■ **Task instructions**: Please output the records below in full, exactly as given, but without the images.

■ **Source material**:
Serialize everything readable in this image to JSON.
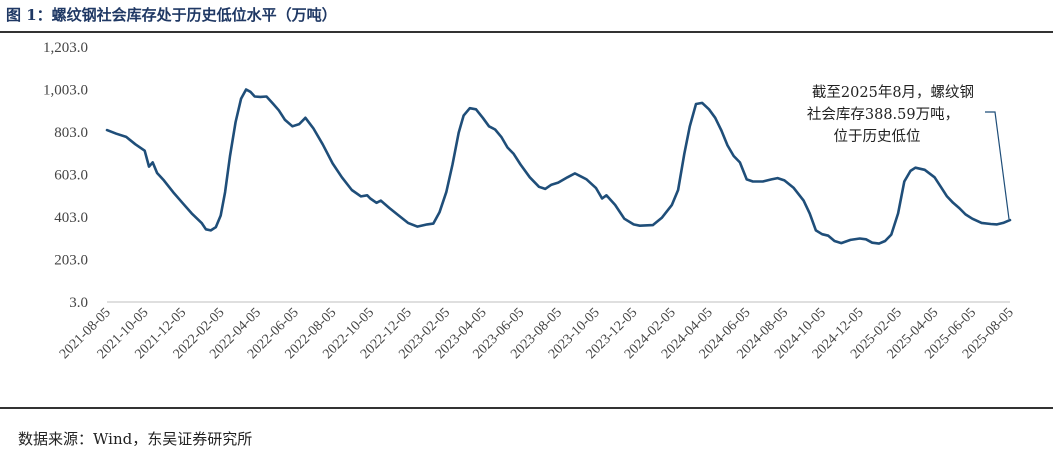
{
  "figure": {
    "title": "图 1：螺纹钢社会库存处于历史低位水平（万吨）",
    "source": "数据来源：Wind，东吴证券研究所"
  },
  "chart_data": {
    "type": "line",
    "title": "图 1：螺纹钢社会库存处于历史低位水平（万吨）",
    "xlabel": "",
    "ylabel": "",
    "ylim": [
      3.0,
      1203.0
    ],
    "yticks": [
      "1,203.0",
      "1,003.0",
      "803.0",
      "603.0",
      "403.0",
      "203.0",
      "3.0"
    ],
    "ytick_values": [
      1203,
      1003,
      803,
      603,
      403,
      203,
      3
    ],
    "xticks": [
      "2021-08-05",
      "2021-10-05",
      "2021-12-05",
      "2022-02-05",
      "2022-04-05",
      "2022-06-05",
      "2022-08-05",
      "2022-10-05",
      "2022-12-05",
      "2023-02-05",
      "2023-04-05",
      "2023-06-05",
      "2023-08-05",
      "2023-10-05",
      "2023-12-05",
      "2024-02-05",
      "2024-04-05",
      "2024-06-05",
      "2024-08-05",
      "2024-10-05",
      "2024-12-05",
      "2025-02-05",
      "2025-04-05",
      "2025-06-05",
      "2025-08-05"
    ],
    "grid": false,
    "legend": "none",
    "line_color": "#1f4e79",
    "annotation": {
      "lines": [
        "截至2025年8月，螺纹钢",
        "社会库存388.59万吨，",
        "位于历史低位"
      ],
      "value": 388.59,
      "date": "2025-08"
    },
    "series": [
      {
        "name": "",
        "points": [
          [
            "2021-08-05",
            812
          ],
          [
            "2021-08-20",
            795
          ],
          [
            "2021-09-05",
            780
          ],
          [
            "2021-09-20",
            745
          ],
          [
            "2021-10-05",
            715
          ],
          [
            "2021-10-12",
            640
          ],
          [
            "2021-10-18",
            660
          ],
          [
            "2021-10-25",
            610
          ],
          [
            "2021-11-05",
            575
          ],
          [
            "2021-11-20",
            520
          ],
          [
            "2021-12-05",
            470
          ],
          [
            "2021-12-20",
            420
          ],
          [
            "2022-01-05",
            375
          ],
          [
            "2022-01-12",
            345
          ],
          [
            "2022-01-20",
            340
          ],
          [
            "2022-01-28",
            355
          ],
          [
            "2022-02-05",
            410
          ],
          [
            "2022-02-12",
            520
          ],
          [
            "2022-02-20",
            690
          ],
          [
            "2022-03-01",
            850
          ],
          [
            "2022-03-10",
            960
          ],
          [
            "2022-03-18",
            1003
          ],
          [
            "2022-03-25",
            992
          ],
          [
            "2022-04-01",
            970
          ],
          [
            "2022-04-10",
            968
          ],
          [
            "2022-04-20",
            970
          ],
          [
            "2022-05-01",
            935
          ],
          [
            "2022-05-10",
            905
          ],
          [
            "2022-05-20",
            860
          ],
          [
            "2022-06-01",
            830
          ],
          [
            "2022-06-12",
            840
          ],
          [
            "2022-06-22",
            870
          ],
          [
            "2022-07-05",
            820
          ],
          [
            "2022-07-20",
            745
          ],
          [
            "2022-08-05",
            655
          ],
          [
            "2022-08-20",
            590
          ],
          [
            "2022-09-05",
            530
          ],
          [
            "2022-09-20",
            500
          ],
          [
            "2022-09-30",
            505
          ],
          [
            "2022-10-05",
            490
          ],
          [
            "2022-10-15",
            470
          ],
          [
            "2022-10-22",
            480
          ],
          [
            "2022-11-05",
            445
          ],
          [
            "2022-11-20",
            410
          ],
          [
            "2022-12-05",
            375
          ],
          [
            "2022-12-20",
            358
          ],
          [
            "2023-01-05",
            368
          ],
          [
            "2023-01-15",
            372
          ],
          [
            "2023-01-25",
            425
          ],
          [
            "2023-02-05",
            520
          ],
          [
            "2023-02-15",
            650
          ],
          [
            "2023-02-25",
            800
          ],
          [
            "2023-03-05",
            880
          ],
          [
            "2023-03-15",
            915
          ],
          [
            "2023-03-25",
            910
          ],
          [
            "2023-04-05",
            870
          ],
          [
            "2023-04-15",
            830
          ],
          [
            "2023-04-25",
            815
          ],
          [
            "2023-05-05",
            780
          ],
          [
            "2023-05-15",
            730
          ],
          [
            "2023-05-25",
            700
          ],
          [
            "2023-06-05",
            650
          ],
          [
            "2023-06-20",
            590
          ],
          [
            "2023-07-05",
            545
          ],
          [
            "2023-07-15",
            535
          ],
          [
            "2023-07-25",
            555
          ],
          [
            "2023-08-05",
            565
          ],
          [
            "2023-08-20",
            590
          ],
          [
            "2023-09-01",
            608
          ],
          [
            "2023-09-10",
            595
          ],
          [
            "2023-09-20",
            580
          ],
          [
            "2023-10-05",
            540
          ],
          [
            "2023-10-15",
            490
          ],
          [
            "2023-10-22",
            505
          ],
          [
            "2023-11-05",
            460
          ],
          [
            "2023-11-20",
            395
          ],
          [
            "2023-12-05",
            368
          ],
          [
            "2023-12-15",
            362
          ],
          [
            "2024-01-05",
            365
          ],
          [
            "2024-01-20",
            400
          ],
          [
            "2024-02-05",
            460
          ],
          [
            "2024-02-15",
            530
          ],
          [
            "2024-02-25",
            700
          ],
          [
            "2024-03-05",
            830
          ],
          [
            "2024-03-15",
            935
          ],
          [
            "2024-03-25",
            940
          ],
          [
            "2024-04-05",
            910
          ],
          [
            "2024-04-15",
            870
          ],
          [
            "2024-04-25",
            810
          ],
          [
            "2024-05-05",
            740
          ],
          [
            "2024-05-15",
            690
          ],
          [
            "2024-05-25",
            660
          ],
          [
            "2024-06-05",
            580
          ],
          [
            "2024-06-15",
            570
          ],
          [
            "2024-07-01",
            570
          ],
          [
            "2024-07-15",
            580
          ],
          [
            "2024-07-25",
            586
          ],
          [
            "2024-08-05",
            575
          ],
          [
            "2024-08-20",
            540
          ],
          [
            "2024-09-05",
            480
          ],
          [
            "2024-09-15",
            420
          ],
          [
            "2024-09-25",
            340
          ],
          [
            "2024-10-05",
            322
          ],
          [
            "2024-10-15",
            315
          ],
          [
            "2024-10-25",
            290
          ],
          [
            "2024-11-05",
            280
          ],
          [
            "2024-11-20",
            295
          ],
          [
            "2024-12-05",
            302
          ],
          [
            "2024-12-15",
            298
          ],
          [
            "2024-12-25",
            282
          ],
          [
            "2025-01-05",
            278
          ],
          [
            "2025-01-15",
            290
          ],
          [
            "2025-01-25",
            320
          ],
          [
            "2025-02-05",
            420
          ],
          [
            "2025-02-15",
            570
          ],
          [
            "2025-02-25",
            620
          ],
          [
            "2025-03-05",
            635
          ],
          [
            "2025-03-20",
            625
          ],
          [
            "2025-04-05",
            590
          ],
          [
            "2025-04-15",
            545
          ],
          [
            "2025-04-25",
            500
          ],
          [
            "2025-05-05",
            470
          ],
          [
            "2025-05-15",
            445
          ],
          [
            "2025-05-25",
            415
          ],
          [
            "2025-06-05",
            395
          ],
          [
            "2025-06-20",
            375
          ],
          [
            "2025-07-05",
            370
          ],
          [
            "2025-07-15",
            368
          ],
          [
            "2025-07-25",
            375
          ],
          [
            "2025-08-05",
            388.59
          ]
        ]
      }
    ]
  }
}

■ **Answer to the task**:
Serialize everything readable in this image to JSON.
{
  "figure": {
    "title": "图 1：螺纹钢社会库存处于历史低位水平（万吨）",
    "source": "数据来源：Wind，东吴证券研究所"
  },
  "chart_data": {
    "type": "line",
    "title": "图 1：螺纹钢社会库存处于历史低位水平（万吨）",
    "xlabel": "",
    "ylabel": "",
    "ylim": [
      3.0,
      1203.0
    ],
    "yticks": [
      "1,203.0",
      "1,003.0",
      "803.0",
      "603.0",
      "403.0",
      "203.0",
      "3.0"
    ],
    "ytick_values": [
      1203,
      1003,
      803,
      603,
      403,
      203,
      3
    ],
    "xticks": [
      "2021-08-05",
      "2021-10-05",
      "2021-12-05",
      "2022-02-05",
      "2022-04-05",
      "2022-06-05",
      "2022-08-05",
      "2022-10-05",
      "2022-12-05",
      "2023-02-05",
      "2023-04-05",
      "2023-06-05",
      "2023-08-05",
      "2023-10-05",
      "2023-12-05",
      "2024-02-05",
      "2024-04-05",
      "2024-06-05",
      "2024-08-05",
      "2024-10-05",
      "2024-12-05",
      "2025-02-05",
      "2025-04-05",
      "2025-06-05",
      "2025-08-05"
    ],
    "grid": false,
    "legend": "none",
    "line_color": "#1f4e79",
    "annotation": {
      "lines": [
        "截至2025年8月，螺纹钢",
        "社会库存388.59万吨，",
        "位于历史低位"
      ],
      "value": 388.59,
      "date": "2025-08"
    },
    "series": [
      {
        "name": "",
        "points": [
          [
            "2021-08-05",
            812
          ],
          [
            "2021-08-20",
            795
          ],
          [
            "2021-09-05",
            780
          ],
          [
            "2021-09-20",
            745
          ],
          [
            "2021-10-05",
            715
          ],
          [
            "2021-10-12",
            640
          ],
          [
            "2021-10-18",
            660
          ],
          [
            "2021-10-25",
            610
          ],
          [
            "2021-11-05",
            575
          ],
          [
            "2021-11-20",
            520
          ],
          [
            "2021-12-05",
            470
          ],
          [
            "2021-12-20",
            420
          ],
          [
            "2022-01-05",
            375
          ],
          [
            "2022-01-12",
            345
          ],
          [
            "2022-01-20",
            340
          ],
          [
            "2022-01-28",
            355
          ],
          [
            "2022-02-05",
            410
          ],
          [
            "2022-02-12",
            520
          ],
          [
            "2022-02-20",
            690
          ],
          [
            "2022-03-01",
            850
          ],
          [
            "2022-03-10",
            960
          ],
          [
            "2022-03-18",
            1003
          ],
          [
            "2022-03-25",
            992
          ],
          [
            "2022-04-01",
            970
          ],
          [
            "2022-04-10",
            968
          ],
          [
            "2022-04-20",
            970
          ],
          [
            "2022-05-01",
            935
          ],
          [
            "2022-05-10",
            905
          ],
          [
            "2022-05-20",
            860
          ],
          [
            "2022-06-01",
            830
          ],
          [
            "2022-06-12",
            840
          ],
          [
            "2022-06-22",
            870
          ],
          [
            "2022-07-05",
            820
          ],
          [
            "2022-07-20",
            745
          ],
          [
            "2022-08-05",
            655
          ],
          [
            "2022-08-20",
            590
          ],
          [
            "2022-09-05",
            530
          ],
          [
            "2022-09-20",
            500
          ],
          [
            "2022-09-30",
            505
          ],
          [
            "2022-10-05",
            490
          ],
          [
            "2022-10-15",
            470
          ],
          [
            "2022-10-22",
            480
          ],
          [
            "2022-11-05",
            445
          ],
          [
            "2022-11-20",
            410
          ],
          [
            "2022-12-05",
            375
          ],
          [
            "2022-12-20",
            358
          ],
          [
            "2023-01-05",
            368
          ],
          [
            "2023-01-15",
            372
          ],
          [
            "2023-01-25",
            425
          ],
          [
            "2023-02-05",
            520
          ],
          [
            "2023-02-15",
            650
          ],
          [
            "2023-02-25",
            800
          ],
          [
            "2023-03-05",
            880
          ],
          [
            "2023-03-15",
            915
          ],
          [
            "2023-03-25",
            910
          ],
          [
            "2023-04-05",
            870
          ],
          [
            "2023-04-15",
            830
          ],
          [
            "2023-04-25",
            815
          ],
          [
            "2023-05-05",
            780
          ],
          [
            "2023-05-15",
            730
          ],
          [
            "2023-05-25",
            700
          ],
          [
            "2023-06-05",
            650
          ],
          [
            "2023-06-20",
            590
          ],
          [
            "2023-07-05",
            545
          ],
          [
            "2023-07-15",
            535
          ],
          [
            "2023-07-25",
            555
          ],
          [
            "2023-08-05",
            565
          ],
          [
            "2023-08-20",
            590
          ],
          [
            "2023-09-01",
            608
          ],
          [
            "2023-09-10",
            595
          ],
          [
            "2023-09-20",
            580
          ],
          [
            "2023-10-05",
            540
          ],
          [
            "2023-10-15",
            490
          ],
          [
            "2023-10-22",
            505
          ],
          [
            "2023-11-05",
            460
          ],
          [
            "2023-11-20",
            395
          ],
          [
            "2023-12-05",
            368
          ],
          [
            "2023-12-15",
            362
          ],
          [
            "2024-01-05",
            365
          ],
          [
            "2024-01-20",
            400
          ],
          [
            "2024-02-05",
            460
          ],
          [
            "2024-02-15",
            530
          ],
          [
            "2024-02-25",
            700
          ],
          [
            "2024-03-05",
            830
          ],
          [
            "2024-03-15",
            935
          ],
          [
            "2024-03-25",
            940
          ],
          [
            "2024-04-05",
            910
          ],
          [
            "2024-04-15",
            870
          ],
          [
            "2024-04-25",
            810
          ],
          [
            "2024-05-05",
            740
          ],
          [
            "2024-05-15",
            690
          ],
          [
            "2024-05-25",
            660
          ],
          [
            "2024-06-05",
            580
          ],
          [
            "2024-06-15",
            570
          ],
          [
            "2024-07-01",
            570
          ],
          [
            "2024-07-15",
            580
          ],
          [
            "2024-07-25",
            586
          ],
          [
            "2024-08-05",
            575
          ],
          [
            "2024-08-20",
            540
          ],
          [
            "2024-09-05",
            480
          ],
          [
            "2024-09-15",
            420
          ],
          [
            "2024-09-25",
            340
          ],
          [
            "2024-10-05",
            322
          ],
          [
            "2024-10-15",
            315
          ],
          [
            "2024-10-25",
            290
          ],
          [
            "2024-11-05",
            280
          ],
          [
            "2024-11-20",
            295
          ],
          [
            "2024-12-05",
            302
          ],
          [
            "2024-12-15",
            298
          ],
          [
            "2024-12-25",
            282
          ],
          [
            "2025-01-05",
            278
          ],
          [
            "2025-01-15",
            290
          ],
          [
            "2025-01-25",
            320
          ],
          [
            "2025-02-05",
            420
          ],
          [
            "2025-02-15",
            570
          ],
          [
            "2025-02-25",
            620
          ],
          [
            "2025-03-05",
            635
          ],
          [
            "2025-03-20",
            625
          ],
          [
            "2025-04-05",
            590
          ],
          [
            "2025-04-15",
            545
          ],
          [
            "2025-04-25",
            500
          ],
          [
            "2025-05-05",
            470
          ],
          [
            "2025-05-15",
            445
          ],
          [
            "2025-05-25",
            415
          ],
          [
            "2025-06-05",
            395
          ],
          [
            "2025-06-20",
            375
          ],
          [
            "2025-07-05",
            370
          ],
          [
            "2025-07-15",
            368
          ],
          [
            "2025-07-25",
            375
          ],
          [
            "2025-08-05",
            388.59
          ]
        ]
      }
    ]
  }
}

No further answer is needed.